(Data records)
^^^^^^^^^^^^^^^^

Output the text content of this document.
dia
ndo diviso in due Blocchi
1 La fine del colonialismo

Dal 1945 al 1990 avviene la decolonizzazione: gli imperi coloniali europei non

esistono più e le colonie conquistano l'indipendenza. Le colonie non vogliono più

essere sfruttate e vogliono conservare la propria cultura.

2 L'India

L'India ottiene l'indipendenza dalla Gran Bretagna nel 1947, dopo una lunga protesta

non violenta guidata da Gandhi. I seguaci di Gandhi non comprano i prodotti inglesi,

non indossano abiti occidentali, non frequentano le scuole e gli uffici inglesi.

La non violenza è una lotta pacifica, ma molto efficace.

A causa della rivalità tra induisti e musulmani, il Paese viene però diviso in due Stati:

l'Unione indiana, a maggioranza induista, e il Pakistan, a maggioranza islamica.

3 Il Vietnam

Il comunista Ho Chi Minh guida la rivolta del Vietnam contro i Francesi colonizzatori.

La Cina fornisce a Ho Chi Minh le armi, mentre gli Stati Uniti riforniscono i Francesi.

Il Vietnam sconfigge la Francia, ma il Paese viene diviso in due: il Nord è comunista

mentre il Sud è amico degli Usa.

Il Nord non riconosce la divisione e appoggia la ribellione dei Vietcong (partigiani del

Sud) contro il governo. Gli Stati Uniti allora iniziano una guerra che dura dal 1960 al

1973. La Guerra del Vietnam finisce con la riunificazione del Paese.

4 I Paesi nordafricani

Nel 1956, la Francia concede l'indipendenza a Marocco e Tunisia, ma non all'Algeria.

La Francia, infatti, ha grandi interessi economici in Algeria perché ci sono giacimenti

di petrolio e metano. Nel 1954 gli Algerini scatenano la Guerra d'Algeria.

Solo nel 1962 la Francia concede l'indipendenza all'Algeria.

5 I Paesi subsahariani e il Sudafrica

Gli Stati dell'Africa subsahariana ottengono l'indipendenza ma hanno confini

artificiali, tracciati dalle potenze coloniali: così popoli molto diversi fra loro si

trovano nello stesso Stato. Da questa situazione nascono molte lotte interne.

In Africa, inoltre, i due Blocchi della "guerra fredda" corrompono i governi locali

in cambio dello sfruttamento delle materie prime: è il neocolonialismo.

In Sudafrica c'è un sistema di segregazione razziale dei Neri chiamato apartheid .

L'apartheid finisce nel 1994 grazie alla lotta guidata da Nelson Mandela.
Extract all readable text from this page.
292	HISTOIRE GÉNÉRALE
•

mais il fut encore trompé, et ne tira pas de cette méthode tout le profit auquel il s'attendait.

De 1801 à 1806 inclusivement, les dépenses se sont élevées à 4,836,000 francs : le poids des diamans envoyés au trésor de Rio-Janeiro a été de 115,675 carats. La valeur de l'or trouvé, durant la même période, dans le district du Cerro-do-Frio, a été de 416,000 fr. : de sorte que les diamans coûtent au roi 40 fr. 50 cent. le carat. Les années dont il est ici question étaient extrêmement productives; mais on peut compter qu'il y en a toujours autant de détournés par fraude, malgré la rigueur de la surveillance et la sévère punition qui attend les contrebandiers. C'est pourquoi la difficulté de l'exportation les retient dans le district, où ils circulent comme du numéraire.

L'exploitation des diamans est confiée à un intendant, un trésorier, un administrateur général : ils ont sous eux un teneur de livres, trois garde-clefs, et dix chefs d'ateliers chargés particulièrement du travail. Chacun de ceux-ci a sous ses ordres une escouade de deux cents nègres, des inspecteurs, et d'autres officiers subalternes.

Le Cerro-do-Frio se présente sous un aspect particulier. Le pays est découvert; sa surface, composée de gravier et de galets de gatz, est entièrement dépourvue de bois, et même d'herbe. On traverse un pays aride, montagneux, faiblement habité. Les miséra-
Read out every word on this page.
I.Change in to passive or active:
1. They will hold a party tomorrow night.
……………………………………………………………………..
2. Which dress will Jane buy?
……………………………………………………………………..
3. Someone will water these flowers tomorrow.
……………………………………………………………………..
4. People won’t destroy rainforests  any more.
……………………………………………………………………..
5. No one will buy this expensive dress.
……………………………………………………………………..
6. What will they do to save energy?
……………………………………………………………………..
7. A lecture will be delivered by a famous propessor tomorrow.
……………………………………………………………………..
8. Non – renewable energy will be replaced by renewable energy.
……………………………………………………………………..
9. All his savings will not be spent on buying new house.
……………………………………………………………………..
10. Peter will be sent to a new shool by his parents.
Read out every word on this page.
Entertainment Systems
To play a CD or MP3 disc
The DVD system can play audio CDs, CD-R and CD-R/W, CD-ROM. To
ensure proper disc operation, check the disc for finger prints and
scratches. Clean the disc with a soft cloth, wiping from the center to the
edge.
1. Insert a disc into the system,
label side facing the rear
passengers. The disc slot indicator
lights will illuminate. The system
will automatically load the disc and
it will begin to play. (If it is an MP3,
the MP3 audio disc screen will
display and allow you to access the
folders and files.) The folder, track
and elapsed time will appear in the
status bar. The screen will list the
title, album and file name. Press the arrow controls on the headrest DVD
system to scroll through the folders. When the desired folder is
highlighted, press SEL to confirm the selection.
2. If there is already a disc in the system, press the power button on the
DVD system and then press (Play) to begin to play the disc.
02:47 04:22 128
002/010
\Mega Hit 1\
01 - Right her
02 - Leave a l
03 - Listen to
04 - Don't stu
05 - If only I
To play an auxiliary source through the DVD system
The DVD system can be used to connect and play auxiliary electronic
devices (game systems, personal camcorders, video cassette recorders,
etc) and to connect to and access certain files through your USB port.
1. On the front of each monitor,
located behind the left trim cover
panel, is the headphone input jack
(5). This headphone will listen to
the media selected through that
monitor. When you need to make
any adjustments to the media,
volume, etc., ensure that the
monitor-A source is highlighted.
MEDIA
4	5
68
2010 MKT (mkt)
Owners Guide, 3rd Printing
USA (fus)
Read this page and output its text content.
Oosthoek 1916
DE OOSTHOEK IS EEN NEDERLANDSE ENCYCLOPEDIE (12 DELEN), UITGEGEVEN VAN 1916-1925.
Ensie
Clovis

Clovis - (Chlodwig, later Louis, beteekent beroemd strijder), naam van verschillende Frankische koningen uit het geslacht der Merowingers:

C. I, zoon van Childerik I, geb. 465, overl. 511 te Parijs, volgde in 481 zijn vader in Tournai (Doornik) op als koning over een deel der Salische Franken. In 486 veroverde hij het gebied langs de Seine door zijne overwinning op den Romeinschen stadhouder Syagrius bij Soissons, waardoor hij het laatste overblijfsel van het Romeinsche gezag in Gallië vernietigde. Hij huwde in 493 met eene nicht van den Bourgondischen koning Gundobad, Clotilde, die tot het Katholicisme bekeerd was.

^^^^^^^^^^^^^^^^

How many lines in the records above contain the word "Clovis"? Reply with the number and nothing more.

2